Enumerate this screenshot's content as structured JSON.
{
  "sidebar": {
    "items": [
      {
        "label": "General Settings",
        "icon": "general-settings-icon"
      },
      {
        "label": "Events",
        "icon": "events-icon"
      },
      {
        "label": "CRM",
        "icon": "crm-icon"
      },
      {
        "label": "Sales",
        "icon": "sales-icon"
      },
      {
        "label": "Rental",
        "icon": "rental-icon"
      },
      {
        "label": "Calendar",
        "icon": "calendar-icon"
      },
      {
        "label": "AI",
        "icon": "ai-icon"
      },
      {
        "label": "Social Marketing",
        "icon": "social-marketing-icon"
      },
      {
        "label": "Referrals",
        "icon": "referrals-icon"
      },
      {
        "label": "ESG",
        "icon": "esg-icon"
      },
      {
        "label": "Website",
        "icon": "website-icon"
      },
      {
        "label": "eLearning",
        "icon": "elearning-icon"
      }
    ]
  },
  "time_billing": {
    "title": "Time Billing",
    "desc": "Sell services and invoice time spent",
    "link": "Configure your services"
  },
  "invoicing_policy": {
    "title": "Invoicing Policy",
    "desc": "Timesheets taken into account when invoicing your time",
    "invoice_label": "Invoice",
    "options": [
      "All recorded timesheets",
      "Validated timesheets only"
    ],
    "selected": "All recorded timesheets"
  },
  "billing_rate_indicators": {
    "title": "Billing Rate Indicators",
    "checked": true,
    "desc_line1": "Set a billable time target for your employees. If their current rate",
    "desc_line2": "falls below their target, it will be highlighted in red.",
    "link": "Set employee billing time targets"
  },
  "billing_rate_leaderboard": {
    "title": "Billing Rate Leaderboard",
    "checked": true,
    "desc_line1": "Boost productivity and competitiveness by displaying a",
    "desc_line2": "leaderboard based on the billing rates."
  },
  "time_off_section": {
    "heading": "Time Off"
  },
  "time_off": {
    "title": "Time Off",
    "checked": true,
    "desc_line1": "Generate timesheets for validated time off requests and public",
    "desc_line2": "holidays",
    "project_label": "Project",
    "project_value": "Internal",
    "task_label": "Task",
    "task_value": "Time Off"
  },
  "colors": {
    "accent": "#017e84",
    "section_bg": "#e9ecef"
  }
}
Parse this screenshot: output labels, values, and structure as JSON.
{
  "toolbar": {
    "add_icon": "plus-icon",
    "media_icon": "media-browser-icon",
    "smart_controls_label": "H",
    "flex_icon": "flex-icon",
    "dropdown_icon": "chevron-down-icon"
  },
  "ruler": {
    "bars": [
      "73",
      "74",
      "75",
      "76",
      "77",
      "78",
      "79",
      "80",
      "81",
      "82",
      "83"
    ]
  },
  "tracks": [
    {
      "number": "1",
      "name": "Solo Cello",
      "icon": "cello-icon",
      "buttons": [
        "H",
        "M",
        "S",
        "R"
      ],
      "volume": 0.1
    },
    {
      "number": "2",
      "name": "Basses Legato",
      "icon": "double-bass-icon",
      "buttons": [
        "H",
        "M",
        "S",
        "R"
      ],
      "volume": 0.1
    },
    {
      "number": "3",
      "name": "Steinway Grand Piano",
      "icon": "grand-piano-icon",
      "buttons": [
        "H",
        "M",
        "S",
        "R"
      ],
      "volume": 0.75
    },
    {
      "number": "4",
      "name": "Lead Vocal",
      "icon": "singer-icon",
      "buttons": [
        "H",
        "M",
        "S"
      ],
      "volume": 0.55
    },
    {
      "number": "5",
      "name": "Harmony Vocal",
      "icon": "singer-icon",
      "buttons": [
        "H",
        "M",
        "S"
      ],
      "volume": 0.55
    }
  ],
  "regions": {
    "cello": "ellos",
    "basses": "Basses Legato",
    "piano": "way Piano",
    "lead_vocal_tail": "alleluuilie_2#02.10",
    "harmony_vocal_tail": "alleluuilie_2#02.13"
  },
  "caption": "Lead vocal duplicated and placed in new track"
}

☆ ☆ ☆ ☆ ☆ ☆ ☆

Working from the material above, retype it in its entirety without change.

Enumerate this screenshot's content as structured JSON.
{
  "sidebar": {
    "items": [
      {
        "label": "General Settings",
        "icon": "general-settings-icon"
      },
      {
        "label": "Events",
        "icon": "events-icon"
      },
      {
        "label": "CRM",
        "icon": "crm-icon"
      },
      {
        "label": "Sales",
        "icon": "sales-icon"
      },
      {
        "label": "Rental",
        "icon": "rental-icon"
      },
      {
        "label": "Calendar",
        "icon": "calendar-icon"
      },
      {
        "label": "AI",
        "icon": "ai-icon"
      },
      {
        "label": "Social Marketing",
        "icon": "social-marketing-icon"
      },
      {
        "label": "Referrals",
        "icon": "referrals-icon"
      },
      {
        "label": "ESG",
        "icon": "esg-icon"
      },
      {
        "label": "Website",
        "icon": "website-icon"
      },
      {
        "label": "eLearning",
        "icon": "elearning-icon"
      }
    ]
  },
  "time_billing": {
    "title": "Time Billing",
    "desc": "Sell services and invoice time spent",
    "link": "Configure your services"
  },
  "invoicing_policy": {
    "title": "Invoicing Policy",
    "desc": "Timesheets taken into account when invoicing your time",
    "invoice_label": "Invoice",
    "options": [
      "All recorded timesheets",
      "Validated timesheets only"
    ],
    "selected": "All recorded timesheets"
  },
  "billing_rate_indicators": {
    "title": "Billing Rate Indicators",
    "checked": true,
    "desc_line1": "Set a billable time target for your employees. If their current rate",
    "desc_line2": "falls below their target, it will be highlighted in red.",
    "link": "Set employee billing time targets"
  },
  "billing_rate_leaderboard": {
    "title": "Billing Rate Leaderboard",
    "checked": true,
    "desc_line1": "Boost productivity and competitiveness by displaying a",
    "desc_line2": "leaderboard based on the billing rates."
  },
  "time_off_section": {
    "heading": "Time Off"
  },
  "time_off": {
    "title": "Time Off",
    "checked": true,
    "desc_line1": "Generate timesheets for validated time off requests and public",
    "desc_line2": "holidays",
    "project_label": "Project",
    "project_value": "Internal",
    "task_label": "Task",
    "task_value": "Time Off"
  },
  "colors": {
    "accent": "#017e84",
    "section_bg": "#e9ecef"
  }
}
Parse this screenshot: output labels, values, and structure as JSON.
{
  "toolbar": {
    "add_icon": "plus-icon",
    "media_icon": "media-browser-icon",
    "smart_controls_label": "H",
    "flex_icon": "flex-icon",
    "dropdown_icon": "chevron-down-icon"
  },
  "ruler": {
    "bars": [
      "73",
      "74",
      "75",
      "76",
      "77",
      "78",
      "79",
      "80",
      "81",
      "82",
      "83"
    ]
  },
  "tracks": [
    {
      "number": "1",
      "name": "Solo Cello",
      "icon": "cello-icon",
      "buttons": [
        "H",
        "M",
        "S",
        "R"
      ],
      "volume": 0.1
    },
    {
      "number": "2",
      "name": "Basses Legato",
      "icon": "double-bass-icon",
      "buttons": [
        "H",
        "M",
        "S",
        "R"
      ],
      "volume": 0.1
    },
    {
      "number": "3",
      "name": "Steinway Grand Piano",
      "icon": "grand-piano-icon",
      "buttons": [
        "H",
        "M",
        "S",
        "R"
      ],
      "volume": 0.75
    },
    {
      "number": "4",
      "name": "Lead Vocal",
      "icon": "singer-icon",
      "buttons": [
        "H",
        "M",
        "S"
      ],
      "volume": 0.55
    },
    {
      "number": "5",
      "name": "Harmony Vocal",
      "icon": "singer-icon",
      "buttons": [
        "H",
        "M",
        "S"
      ],
      "volume": 0.55
    }
  ],
  "regions": {
    "cello": "ellos",
    "basses": "Basses Legato",
    "piano": "way Piano",
    "lead_vocal_tail": "alleluuilie_2#02.10",
    "harmony_vocal_tail": "alleluuilie_2#02.13"
  },
  "caption": "Lead vocal duplicated and placed in new track"
}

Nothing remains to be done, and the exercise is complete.